Scan the entries below and extract each line with the word "sire" in it.

[Stored data]
= = = = =
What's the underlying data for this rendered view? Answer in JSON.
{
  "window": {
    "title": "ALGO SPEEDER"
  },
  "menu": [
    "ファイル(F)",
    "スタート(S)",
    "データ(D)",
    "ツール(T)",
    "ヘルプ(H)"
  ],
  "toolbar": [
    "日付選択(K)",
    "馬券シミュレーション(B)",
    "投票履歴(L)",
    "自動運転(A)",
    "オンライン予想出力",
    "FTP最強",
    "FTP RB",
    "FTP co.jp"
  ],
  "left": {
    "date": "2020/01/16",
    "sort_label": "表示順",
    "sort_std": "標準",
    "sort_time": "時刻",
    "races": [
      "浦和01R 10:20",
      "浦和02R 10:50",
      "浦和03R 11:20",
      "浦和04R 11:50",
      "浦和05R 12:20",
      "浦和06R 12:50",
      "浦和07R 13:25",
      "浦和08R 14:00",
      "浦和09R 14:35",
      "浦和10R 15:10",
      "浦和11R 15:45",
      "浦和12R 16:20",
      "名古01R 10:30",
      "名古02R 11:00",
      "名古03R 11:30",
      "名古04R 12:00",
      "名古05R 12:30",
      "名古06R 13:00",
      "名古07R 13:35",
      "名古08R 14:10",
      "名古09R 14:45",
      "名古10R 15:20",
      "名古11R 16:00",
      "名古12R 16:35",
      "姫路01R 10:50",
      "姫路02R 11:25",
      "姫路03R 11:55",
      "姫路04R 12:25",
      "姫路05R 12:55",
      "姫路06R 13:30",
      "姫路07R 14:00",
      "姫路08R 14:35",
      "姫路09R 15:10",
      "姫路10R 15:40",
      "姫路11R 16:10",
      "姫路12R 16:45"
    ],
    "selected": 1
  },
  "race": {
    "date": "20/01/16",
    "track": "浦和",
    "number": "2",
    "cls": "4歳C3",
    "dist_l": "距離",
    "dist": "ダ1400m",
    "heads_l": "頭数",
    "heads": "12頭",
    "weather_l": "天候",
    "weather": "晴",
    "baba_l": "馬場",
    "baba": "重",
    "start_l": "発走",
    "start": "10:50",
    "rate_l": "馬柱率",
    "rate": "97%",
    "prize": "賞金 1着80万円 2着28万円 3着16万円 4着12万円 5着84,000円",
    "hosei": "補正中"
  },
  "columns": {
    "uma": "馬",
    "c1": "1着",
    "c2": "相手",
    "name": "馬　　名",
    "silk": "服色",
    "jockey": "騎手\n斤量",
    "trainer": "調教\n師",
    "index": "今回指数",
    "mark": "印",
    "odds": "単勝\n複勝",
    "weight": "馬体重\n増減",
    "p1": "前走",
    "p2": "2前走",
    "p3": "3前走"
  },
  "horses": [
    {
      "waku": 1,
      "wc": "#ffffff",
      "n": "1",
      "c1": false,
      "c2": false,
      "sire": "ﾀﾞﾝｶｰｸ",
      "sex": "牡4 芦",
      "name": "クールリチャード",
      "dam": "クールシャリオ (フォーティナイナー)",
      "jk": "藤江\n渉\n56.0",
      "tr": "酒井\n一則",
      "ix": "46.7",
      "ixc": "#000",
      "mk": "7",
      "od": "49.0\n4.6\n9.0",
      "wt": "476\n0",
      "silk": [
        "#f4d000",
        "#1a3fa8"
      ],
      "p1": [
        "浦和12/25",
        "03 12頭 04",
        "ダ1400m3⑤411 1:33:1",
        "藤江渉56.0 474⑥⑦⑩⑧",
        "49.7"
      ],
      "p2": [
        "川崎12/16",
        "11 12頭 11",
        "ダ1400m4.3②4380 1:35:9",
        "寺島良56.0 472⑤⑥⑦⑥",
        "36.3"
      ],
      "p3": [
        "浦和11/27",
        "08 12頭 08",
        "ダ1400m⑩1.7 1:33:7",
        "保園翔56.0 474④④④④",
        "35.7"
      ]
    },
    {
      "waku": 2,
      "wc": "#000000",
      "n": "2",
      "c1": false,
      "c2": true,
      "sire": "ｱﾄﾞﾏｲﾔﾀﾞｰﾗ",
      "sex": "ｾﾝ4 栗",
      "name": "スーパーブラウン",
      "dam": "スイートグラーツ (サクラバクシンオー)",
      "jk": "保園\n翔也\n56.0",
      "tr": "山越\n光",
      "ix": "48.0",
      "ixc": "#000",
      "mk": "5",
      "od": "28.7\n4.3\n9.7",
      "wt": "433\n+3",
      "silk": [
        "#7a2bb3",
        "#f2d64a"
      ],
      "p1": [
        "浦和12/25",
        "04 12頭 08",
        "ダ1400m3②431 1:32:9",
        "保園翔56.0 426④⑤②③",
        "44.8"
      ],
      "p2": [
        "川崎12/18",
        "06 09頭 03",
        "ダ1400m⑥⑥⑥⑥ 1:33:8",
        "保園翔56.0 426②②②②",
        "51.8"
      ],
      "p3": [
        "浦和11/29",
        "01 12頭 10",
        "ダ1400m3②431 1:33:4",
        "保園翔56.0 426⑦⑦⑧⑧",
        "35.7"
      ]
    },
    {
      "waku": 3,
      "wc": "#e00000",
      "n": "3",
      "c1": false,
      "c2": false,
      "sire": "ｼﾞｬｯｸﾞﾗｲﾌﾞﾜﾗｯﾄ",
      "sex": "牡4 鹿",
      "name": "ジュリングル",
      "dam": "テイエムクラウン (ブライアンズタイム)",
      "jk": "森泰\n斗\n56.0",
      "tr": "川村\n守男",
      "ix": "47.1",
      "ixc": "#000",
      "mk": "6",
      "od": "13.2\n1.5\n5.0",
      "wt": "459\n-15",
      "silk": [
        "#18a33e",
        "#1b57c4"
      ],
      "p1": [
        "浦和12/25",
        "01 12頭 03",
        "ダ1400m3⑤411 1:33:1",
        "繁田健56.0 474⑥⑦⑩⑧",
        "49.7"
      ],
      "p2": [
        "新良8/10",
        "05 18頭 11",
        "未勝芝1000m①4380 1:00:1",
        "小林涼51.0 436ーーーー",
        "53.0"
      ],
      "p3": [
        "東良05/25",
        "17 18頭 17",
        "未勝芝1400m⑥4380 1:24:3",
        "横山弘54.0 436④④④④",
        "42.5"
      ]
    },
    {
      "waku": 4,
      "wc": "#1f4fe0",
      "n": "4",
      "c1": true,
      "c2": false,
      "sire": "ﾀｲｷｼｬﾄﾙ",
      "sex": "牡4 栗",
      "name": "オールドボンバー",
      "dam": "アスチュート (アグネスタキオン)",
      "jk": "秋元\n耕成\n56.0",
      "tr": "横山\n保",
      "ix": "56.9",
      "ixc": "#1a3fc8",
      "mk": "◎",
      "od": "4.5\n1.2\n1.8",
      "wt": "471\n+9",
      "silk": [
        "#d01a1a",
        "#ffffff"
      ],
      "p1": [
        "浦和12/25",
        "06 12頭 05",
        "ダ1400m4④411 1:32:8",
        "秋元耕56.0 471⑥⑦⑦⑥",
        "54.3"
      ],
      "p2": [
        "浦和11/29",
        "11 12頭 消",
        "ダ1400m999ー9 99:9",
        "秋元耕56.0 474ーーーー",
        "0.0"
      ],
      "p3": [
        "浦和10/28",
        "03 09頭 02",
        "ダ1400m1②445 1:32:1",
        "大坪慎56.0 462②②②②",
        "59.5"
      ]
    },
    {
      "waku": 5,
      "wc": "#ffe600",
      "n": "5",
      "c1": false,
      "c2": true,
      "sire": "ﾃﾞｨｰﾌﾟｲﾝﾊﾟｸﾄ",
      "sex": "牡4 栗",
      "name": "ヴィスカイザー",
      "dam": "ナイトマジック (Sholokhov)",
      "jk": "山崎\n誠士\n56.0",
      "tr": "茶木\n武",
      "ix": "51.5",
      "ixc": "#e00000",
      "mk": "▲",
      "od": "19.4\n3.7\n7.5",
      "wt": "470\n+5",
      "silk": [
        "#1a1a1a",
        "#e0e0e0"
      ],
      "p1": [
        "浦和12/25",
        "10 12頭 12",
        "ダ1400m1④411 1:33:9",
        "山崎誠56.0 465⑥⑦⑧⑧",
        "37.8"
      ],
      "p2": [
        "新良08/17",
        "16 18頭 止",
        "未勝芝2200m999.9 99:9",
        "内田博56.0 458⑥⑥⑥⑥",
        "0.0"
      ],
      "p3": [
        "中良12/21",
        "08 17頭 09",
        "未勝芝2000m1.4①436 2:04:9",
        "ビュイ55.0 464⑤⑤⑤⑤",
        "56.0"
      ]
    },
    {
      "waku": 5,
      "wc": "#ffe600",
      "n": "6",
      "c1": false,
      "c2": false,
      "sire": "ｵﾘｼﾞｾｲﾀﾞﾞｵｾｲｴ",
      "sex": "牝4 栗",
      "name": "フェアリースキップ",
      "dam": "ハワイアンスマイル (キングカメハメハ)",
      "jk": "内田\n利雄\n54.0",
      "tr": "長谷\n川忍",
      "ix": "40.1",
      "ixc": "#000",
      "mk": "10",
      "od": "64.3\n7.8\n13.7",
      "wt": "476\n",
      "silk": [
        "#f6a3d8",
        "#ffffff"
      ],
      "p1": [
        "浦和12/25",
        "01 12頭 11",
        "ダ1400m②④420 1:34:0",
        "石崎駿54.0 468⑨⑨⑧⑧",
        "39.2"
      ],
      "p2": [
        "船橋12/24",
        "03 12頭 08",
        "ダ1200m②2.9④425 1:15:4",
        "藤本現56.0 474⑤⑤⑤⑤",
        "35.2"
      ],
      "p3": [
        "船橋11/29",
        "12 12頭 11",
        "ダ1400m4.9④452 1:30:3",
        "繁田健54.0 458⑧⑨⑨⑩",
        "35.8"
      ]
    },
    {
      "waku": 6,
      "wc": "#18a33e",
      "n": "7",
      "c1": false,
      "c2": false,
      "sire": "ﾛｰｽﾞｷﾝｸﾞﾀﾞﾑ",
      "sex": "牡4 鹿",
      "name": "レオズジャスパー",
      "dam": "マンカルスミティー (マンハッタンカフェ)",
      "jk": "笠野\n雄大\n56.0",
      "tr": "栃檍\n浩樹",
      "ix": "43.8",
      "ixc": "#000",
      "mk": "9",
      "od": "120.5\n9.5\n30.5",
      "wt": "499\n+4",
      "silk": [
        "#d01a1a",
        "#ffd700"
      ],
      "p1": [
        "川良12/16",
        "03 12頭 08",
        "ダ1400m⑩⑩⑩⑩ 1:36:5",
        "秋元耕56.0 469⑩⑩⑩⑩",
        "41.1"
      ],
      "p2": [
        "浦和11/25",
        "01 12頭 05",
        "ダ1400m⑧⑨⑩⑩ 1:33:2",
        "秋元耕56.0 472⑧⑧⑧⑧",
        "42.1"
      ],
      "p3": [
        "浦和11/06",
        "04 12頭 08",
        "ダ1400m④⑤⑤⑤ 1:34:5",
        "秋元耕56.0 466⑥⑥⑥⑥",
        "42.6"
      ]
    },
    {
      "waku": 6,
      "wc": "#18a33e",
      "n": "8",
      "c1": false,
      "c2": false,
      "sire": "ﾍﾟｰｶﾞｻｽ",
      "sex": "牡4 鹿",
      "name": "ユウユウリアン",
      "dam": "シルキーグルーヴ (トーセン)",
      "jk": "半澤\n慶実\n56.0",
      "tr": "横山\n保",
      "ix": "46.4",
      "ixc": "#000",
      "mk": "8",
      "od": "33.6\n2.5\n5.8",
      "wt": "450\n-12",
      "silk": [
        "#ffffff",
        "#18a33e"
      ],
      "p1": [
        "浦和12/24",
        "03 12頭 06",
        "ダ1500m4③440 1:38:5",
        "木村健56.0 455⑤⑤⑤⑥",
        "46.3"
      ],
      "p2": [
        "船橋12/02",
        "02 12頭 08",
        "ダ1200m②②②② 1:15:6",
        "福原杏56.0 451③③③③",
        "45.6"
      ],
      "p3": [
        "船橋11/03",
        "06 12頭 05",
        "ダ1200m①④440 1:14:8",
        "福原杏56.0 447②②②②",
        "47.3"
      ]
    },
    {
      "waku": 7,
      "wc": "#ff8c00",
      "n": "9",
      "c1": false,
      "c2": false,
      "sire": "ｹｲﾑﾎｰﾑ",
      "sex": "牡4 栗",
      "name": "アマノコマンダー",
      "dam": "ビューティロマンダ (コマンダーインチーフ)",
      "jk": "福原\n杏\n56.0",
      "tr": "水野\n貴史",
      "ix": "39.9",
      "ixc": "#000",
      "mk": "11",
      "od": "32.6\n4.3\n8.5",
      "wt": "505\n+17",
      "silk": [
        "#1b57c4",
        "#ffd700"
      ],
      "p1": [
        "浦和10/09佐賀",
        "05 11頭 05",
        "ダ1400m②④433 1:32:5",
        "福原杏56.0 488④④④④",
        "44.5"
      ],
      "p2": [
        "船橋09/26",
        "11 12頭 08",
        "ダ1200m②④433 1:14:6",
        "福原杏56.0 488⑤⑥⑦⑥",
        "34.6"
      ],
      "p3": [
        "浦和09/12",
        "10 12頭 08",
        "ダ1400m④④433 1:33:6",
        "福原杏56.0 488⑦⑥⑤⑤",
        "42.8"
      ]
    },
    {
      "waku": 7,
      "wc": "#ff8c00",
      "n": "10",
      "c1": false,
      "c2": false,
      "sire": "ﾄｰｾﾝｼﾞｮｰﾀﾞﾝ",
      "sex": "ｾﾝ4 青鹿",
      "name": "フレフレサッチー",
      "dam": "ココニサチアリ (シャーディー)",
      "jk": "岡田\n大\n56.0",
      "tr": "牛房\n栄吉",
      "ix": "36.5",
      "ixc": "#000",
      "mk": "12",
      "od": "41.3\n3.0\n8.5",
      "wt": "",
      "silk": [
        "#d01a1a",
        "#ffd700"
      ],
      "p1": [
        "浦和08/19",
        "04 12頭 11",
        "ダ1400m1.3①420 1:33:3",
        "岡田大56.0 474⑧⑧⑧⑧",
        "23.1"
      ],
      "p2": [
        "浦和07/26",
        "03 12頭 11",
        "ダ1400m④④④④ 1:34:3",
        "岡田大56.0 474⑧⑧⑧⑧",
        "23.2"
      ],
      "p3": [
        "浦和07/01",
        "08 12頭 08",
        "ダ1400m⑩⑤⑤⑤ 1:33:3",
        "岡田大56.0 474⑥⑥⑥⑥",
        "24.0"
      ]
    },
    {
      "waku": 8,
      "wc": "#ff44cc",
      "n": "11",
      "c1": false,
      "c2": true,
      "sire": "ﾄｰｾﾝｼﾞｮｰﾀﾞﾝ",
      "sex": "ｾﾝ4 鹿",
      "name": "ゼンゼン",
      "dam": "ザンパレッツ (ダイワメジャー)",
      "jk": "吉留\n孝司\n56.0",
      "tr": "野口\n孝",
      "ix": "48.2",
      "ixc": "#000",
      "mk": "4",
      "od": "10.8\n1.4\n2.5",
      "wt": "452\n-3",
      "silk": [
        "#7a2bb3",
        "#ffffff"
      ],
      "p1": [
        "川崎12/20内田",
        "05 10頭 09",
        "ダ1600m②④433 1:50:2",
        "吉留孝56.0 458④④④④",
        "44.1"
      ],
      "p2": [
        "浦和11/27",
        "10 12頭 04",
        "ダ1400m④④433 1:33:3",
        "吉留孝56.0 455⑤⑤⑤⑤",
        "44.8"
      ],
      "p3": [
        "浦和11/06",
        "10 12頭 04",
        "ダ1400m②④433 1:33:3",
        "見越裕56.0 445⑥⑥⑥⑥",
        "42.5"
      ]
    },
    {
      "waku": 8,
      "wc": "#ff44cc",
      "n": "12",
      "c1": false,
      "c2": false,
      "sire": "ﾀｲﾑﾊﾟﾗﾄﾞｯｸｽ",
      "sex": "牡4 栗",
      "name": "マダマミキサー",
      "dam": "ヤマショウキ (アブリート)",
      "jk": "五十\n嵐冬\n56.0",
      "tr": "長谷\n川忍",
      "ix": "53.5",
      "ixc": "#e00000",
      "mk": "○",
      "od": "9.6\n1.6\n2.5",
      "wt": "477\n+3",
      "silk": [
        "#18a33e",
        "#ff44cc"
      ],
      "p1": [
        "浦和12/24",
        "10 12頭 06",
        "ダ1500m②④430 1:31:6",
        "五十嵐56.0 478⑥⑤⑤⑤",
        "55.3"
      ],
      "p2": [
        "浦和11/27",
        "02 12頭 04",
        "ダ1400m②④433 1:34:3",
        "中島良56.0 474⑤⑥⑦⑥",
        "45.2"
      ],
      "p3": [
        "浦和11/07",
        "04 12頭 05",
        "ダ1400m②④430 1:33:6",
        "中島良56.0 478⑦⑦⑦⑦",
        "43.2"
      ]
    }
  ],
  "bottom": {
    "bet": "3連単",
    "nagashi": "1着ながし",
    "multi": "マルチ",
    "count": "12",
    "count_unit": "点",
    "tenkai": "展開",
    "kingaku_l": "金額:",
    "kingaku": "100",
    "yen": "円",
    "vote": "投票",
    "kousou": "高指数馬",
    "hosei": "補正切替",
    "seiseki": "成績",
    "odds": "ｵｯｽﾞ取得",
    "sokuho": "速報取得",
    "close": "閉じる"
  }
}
= = = = =
| Exercise output |
      "sire": "ﾀﾞﾝｶｰｸ",
      "sire": "ｱﾄﾞﾏｲﾔﾀﾞｰﾗ",
      "sire": "ｼﾞｬｯｸﾞﾗｲﾌﾞﾜﾗｯﾄ",
      "sire": "ﾀｲｷｼｬﾄﾙ",
      "sire": "ﾃﾞｨｰﾌﾟｲﾝﾊﾟｸﾄ",
      "sire": "ｵﾘｼﾞｾｲﾀﾞﾞｵｾｲｴ",
      "sire": "ﾛｰｽﾞｷﾝｸﾞﾀﾞﾑ",
      "sire": "ﾍﾟｰｶﾞｻｽ",
      "sire": "ｹｲﾑﾎｰﾑ",
      "sire": "ﾄｰｾﾝｼﾞｮｰﾀﾞﾝ",
      "sire": "ﾄｰｾﾝｼﾞｮｰﾀﾞﾝ",
      "sire": "ﾀｲﾑﾊﾟﾗﾄﾞｯｸｽ",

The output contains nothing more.